→ Task objective: Skip every picture and transcribe the remaining material exactly.

________

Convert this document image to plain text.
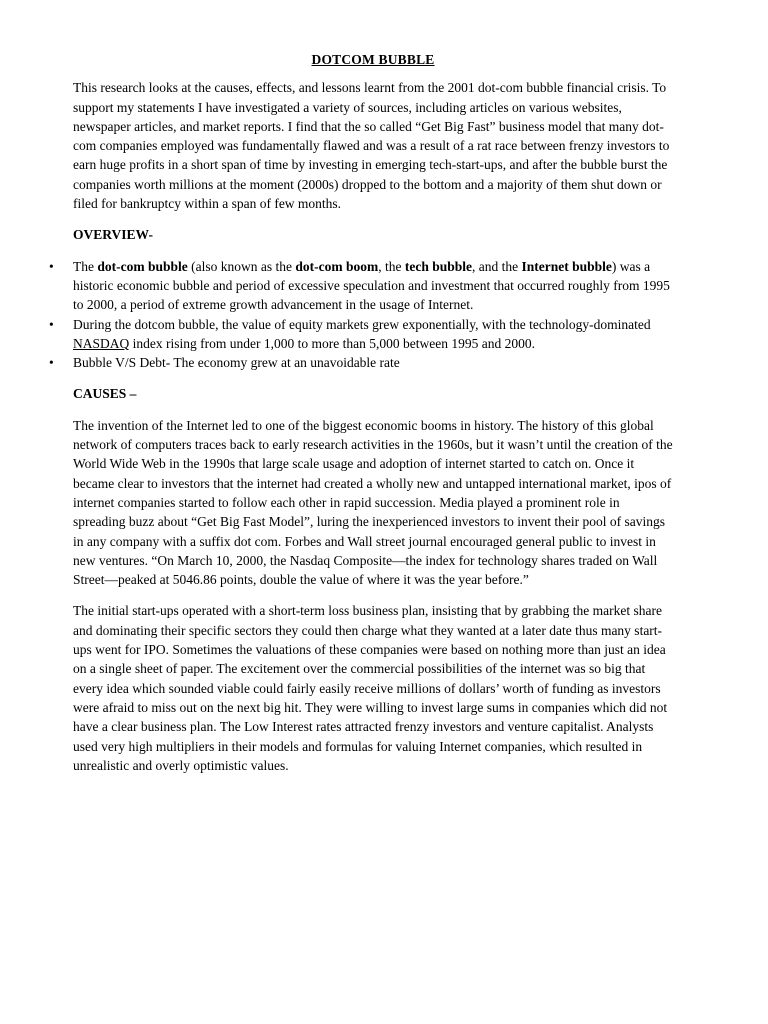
DOTCOM BUBBLE

This research looks at the causes, effects, and lessons learnt from the 2001 dot-com bubble financial crisis. To support my statements I have investigated a variety of sources, including articles on various websites, newspaper articles, and market reports. I find that the so called “Get Big Fast” business model that many dot-com companies employed was fundamentally flawed and was a result of a rat race between frenzy investors to earn huge profits in a short span of time by investing in emerging tech-start-ups, and after the bubble burst the companies worth millions at the moment (2000s) dropped to the bottom and a majority of them shut down or filed for bankruptcy within a span of few months.

OVERVIEW-

• The dot-com bubble (also known as the dot-com boom, the tech bubble, and the Internet bubble) was a historic economic bubble and period of excessive speculation and investment that occurred roughly from 1995 to 2000, a period of extreme growth advancement in the usage of Internet.
• During the dotcom bubble, the value of equity markets grew exponentially, with the technology-dominated NASDAQ index rising from under 1,000 to more than 5,000 between 1995 and 2000.
• Bubble V/S Debt- The economy grew at an unavoidable rate

CAUSES –

The invention of the Internet led to one of the biggest economic booms in history. The history of this global network of computers traces back to early research activities in the 1960s, but it wasn’t until the creation of the World Wide Web in the 1990s that large scale usage and adoption of internet started to catch on. Once it became clear to investors that the internet had created a wholly new and untapped international market, ipos of internet companies started to follow each other in rapid succession. Media played a prominent role in spreading buzz about “Get Big Fast Model”, luring the inexperienced investors to invent their pool of savings in any company with a suffix dot com. Forbes and Wall street journal encouraged general public to invest in new ventures. “On March 10, 2000, the Nasdaq Composite—the index for technology shares traded on Wall Street—peaked at 5046.86 points, double the value of where it was the year before.”

The initial start-ups operated with a short-term loss business plan, insisting that by grabbing the market share and dominating their specific sectors they could then charge what they wanted at a later date thus many start-ups went for IPO. Sometimes the valuations of these companies were based on nothing more than just an idea on a single sheet of paper. The excitement over the commercial possibilities of the internet was so big that every idea which sounded viable could fairly easily receive millions of dollars’ worth of funding as investors were afraid to miss out on the next big hit. They were willing to invest large sums in companies which did not have a clear business plan. The Low Interest rates attracted frenzy investors and venture capitalist. Analysts used very high multipliers in their models and formulas for valuing Internet companies, which resulted in unrealistic and overly optimistic values.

________

→ Output for this exercise:
Convert this document image to plain text.
DOTCOM BUBBLE

This research looks at the causes, effects, and lessons learnt from the 2001 dot-com bubble financial crisis. To support my statements I have investigated a variety of sources, including articles on various websites, newspaper articles, and market reports. I find that the so called “Get Big Fast” business model that many dot-com companies employed was fundamentally flawed and was a result of a rat race between frenzy investors to earn huge profits in a short span of time by investing in emerging tech-start-ups, and after the bubble burst the companies worth millions at the moment (2000s) dropped to the bottom and a majority of them shut down or filed for bankruptcy within a span of few months.

OVERVIEW-

• The dot-com bubble (also known as the dot-com boom, the tech bubble, and the Internet bubble) was a historic economic bubble and period of excessive speculation and investment that occurred roughly from 1995 to 2000, a period of extreme growth advancement in the usage of Internet.
• During the dotcom bubble, the value of equity markets grew exponentially, with the technology-dominated NASDAQ index rising from under 1,000 to more than 5,000 between 1995 and 2000.
• Bubble V/S Debt- The economy grew at an unavoidable rate

CAUSES –

The invention of the Internet led to one of the biggest economic booms in history. The history of this global network of computers traces back to early research activities in the 1960s, but it wasn’t until the creation of the World Wide Web in the 1990s that large scale usage and adoption of internet started to catch on. Once it became clear to investors that the internet had created a wholly new and untapped international market, ipos of internet companies started to follow each other in rapid succession. Media played a prominent role in spreading buzz about “Get Big Fast Model”, luring the inexperienced investors to invent their pool of savings in any company with a suffix dot com. Forbes and Wall street journal encouraged general public to invest in new ventures. “On March 10, 2000, the Nasdaq Composite—the index for technology shares traded on Wall Street—peaked at 5046.86 points, double the value of where it was the year before.”

The initial start-ups operated with a short-term loss business plan, insisting that by grabbing the market share and dominating their specific sectors they could then charge what they wanted at a later date thus many start-ups went for IPO. Sometimes the valuations of these companies were based on nothing more than just an idea on a single sheet of paper. The excitement over the commercial possibilities of the internet was so big that every idea which sounded viable could fairly easily receive millions of dollars’ worth of funding as investors were afraid to miss out on the next big hit. They were willing to invest large sums in companies which did not have a clear business plan. The Low Interest rates attracted frenzy investors and venture capitalist. Analysts used very high multipliers in their models and formulas for valuing Internet companies, which resulted in unrealistic and overly optimistic values.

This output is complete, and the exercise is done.